Repeat the full listing, word for word.

***** Given records

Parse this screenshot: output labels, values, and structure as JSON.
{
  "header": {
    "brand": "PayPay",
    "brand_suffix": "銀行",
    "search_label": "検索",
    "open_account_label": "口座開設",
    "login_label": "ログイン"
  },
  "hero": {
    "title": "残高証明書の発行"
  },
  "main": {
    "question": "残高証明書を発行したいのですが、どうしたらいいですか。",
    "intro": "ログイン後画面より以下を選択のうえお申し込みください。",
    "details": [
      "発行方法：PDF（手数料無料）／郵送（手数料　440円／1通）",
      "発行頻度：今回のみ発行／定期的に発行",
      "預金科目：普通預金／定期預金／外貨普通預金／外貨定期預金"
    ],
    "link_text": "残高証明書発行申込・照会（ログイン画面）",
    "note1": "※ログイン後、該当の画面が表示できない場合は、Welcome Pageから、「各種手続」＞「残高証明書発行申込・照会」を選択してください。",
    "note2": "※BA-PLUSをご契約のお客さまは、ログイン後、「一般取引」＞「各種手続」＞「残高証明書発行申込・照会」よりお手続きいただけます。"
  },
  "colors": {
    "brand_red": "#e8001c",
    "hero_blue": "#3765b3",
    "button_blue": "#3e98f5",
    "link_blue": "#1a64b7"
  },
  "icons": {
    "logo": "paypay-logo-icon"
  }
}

**********

--- Task response ---
Parse this screenshot: output labels, values, and structure as JSON.
{
  "header": {
    "brand": "PayPay",
    "brand_suffix": "銀行",
    "search_label": "検索",
    "open_account_label": "口座開設",
    "login_label": "ログイン"
  },
  "hero": {
    "title": "残高証明書の発行"
  },
  "main": {
    "question": "残高証明書を発行したいのですが、どうしたらいいですか。",
    "intro": "ログイン後画面より以下を選択のうえお申し込みください。",
    "details": [
      "発行方法：PDF（手数料無料）／郵送（手数料　440円／1通）",
      "発行頻度：今回のみ発行／定期的に発行",
      "預金科目：普通預金／定期預金／外貨普通預金／外貨定期預金"
    ],
    "link_text": "残高証明書発行申込・照会（ログイン画面）",
    "note1": "※ログイン後、該当の画面が表示できない場合は、Welcome Pageから、「各種手続」＞「残高証明書発行申込・照会」を選択してください。",
    "note2": "※BA-PLUSをご契約のお客さまは、ログイン後、「一般取引」＞「各種手続」＞「残高証明書発行申込・照会」よりお手続きいただけます。"
  },
  "colors": {
    "brand_red": "#e8001c",
    "hero_blue": "#3765b3",
    "button_blue": "#3e98f5",
    "link_blue": "#1a64b7"
  },
  "icons": {
    "logo": "paypay-logo-icon"
  }
}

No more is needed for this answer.